Copy out every record precisely.

----------------------------------------

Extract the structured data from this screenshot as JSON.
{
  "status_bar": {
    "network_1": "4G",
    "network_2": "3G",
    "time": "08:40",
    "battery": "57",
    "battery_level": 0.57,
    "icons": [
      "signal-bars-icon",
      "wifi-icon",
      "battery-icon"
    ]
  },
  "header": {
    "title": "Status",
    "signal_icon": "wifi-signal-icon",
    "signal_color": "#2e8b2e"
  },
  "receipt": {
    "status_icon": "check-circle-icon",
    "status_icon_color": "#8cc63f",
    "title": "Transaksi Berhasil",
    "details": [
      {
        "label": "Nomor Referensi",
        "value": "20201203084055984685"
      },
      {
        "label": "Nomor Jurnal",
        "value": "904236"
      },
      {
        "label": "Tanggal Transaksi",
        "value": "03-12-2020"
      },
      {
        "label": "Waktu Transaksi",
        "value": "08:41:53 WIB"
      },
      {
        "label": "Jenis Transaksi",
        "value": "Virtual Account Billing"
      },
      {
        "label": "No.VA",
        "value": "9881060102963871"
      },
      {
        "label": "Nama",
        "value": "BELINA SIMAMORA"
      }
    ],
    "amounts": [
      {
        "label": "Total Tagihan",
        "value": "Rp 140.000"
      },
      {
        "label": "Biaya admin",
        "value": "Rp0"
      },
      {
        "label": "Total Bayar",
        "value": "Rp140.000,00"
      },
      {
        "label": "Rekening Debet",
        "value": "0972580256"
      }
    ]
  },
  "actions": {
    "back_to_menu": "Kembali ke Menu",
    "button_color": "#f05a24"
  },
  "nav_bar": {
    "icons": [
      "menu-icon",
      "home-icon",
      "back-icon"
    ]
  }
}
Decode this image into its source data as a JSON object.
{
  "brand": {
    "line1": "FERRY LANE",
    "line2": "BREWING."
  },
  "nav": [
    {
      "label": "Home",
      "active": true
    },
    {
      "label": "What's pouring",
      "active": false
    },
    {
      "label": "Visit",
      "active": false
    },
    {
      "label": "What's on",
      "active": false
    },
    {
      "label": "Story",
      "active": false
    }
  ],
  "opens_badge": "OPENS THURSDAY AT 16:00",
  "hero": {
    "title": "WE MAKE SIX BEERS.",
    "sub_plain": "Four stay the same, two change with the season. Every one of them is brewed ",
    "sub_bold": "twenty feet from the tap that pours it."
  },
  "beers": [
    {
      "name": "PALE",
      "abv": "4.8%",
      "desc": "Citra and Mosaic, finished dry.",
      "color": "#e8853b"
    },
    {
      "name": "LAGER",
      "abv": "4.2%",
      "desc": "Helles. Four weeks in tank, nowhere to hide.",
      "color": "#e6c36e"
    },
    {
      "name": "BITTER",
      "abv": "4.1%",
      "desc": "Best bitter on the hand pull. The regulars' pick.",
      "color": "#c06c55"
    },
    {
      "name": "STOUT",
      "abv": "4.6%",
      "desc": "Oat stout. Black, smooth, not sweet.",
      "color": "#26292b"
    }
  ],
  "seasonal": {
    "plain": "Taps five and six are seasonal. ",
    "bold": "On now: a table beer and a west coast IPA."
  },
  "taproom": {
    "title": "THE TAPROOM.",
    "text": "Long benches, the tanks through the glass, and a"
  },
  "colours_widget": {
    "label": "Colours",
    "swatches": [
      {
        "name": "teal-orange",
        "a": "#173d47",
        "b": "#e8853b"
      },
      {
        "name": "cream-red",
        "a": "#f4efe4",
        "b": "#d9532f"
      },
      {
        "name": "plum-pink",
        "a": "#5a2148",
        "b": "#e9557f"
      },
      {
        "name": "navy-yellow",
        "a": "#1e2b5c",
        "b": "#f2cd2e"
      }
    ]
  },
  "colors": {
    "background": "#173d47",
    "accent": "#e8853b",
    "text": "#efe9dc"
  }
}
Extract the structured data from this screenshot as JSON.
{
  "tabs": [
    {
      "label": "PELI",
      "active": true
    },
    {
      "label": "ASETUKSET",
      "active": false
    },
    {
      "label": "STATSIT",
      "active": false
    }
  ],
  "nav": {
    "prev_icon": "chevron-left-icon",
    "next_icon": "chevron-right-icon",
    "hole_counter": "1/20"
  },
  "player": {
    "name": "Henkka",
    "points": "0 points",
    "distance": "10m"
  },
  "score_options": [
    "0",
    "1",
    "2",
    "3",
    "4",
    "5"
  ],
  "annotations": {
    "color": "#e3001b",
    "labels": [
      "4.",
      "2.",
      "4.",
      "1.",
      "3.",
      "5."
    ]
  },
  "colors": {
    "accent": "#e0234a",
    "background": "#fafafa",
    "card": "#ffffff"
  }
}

----------------------------------------

| Result of the task |
Extract the structured data from this screenshot as JSON.
{
  "status_bar": {
    "network_1": "4G",
    "network_2": "3G",
    "time": "08:40",
    "battery": "57",
    "battery_level": 0.57,
    "icons": [
      "signal-bars-icon",
      "wifi-icon",
      "battery-icon"
    ]
  },
  "header": {
    "title": "Status",
    "signal_icon": "wifi-signal-icon",
    "signal_color": "#2e8b2e"
  },
  "receipt": {
    "status_icon": "check-circle-icon",
    "status_icon_color": "#8cc63f",
    "title": "Transaksi Berhasil",
    "details": [
      {
        "label": "Nomor Referensi",
        "value": "20201203084055984685"
      },
      {
        "label": "Nomor Jurnal",
        "value": "904236"
      },
      {
        "label": "Tanggal Transaksi",
        "value": "03-12-2020"
      },
      {
        "label": "Waktu Transaksi",
        "value": "08:41:53 WIB"
      },
      {
        "label": "Jenis Transaksi",
        "value": "Virtual Account Billing"
      },
      {
        "label": "No.VA",
        "value": "9881060102963871"
      },
      {
        "label": "Nama",
        "value": "BELINA SIMAMORA"
      }
    ],
    "amounts": [
      {
        "label": "Total Tagihan",
        "value": "Rp 140.000"
      },
      {
        "label": "Biaya admin",
        "value": "Rp0"
      },
      {
        "label": "Total Bayar",
        "value": "Rp140.000,00"
      },
      {
        "label": "Rekening Debet",
        "value": "0972580256"
      }
    ]
  },
  "actions": {
    "back_to_menu": "Kembali ke Menu",
    "button_color": "#f05a24"
  },
  "nav_bar": {
    "icons": [
      "menu-icon",
      "home-icon",
      "back-icon"
    ]
  }
}
Decode this image into its source data as a JSON object.
{
  "brand": {
    "line1": "FERRY LANE",
    "line2": "BREWING."
  },
  "nav": [
    {
      "label": "Home",
      "active": true
    },
    {
      "label": "What's pouring",
      "active": false
    },
    {
      "label": "Visit",
      "active": false
    },
    {
      "label": "What's on",
      "active": false
    },
    {
      "label": "Story",
      "active": false
    }
  ],
  "opens_badge": "OPENS THURSDAY AT 16:00",
  "hero": {
    "title": "WE MAKE SIX BEERS.",
    "sub_plain": "Four stay the same, two change with the season. Every one of them is brewed ",
    "sub_bold": "twenty feet from the tap that pours it."
  },
  "beers": [
    {
      "name": "PALE",
      "abv": "4.8%",
      "desc": "Citra and Mosaic, finished dry.",
      "color": "#e8853b"
    },
    {
      "name": "LAGER",
      "abv": "4.2%",
      "desc": "Helles. Four weeks in tank, nowhere to hide.",
      "color": "#e6c36e"
    },
    {
      "name": "BITTER",
      "abv": "4.1%",
      "desc": "Best bitter on the hand pull. The regulars' pick.",
      "color": "#c06c55"
    },
    {
      "name": "STOUT",
      "abv": "4.6%",
      "desc": "Oat stout. Black, smooth, not sweet.",
      "color": "#26292b"
    }
  ],
  "seasonal": {
    "plain": "Taps five and six are seasonal. ",
    "bold": "On now: a table beer and a west coast IPA."
  },
  "taproom": {
    "title": "THE TAPROOM.",
    "text": "Long benches, the tanks through the glass, and a"
  },
  "colours_widget": {
    "label": "Colours",
    "swatches": [
      {
        "name": "teal-orange",
        "a": "#173d47",
        "b": "#e8853b"
      },
      {
        "name": "cream-red",
        "a": "#f4efe4",
        "b": "#d9532f"
      },
      {
        "name": "plum-pink",
        "a": "#5a2148",
        "b": "#e9557f"
      },
      {
        "name": "navy-yellow",
        "a": "#1e2b5c",
        "b": "#f2cd2e"
      }
    ]
  },
  "colors": {
    "background": "#173d47",
    "accent": "#e8853b",
    "text": "#efe9dc"
  }
}
Extract the structured data from this screenshot as JSON.
{
  "tabs": [
    {
      "label": "PELI",
      "active": true
    },
    {
      "label": "ASETUKSET",
      "active": false
    },
    {
      "label": "STATSIT",
      "active": false
    }
  ],
  "nav": {
    "prev_icon": "chevron-left-icon",
    "next_icon": "chevron-right-icon",
    "hole_counter": "1/20"
  },
  "player": {
    "name": "Henkka",
    "points": "0 points",
    "distance": "10m"
  },
  "score_options": [
    "0",
    "1",
    "2",
    "3",
    "4",
    "5"
  ],
  "annotations": {
    "color": "#e3001b",
    "labels": [
      "4.",
      "2.",
      "4.",
      "1.",
      "3.",
      "5."
    ]
  },
  "colors": {
    "accent": "#e0234a",
    "background": "#fafafa",
    "card": "#ffffff"
  }
}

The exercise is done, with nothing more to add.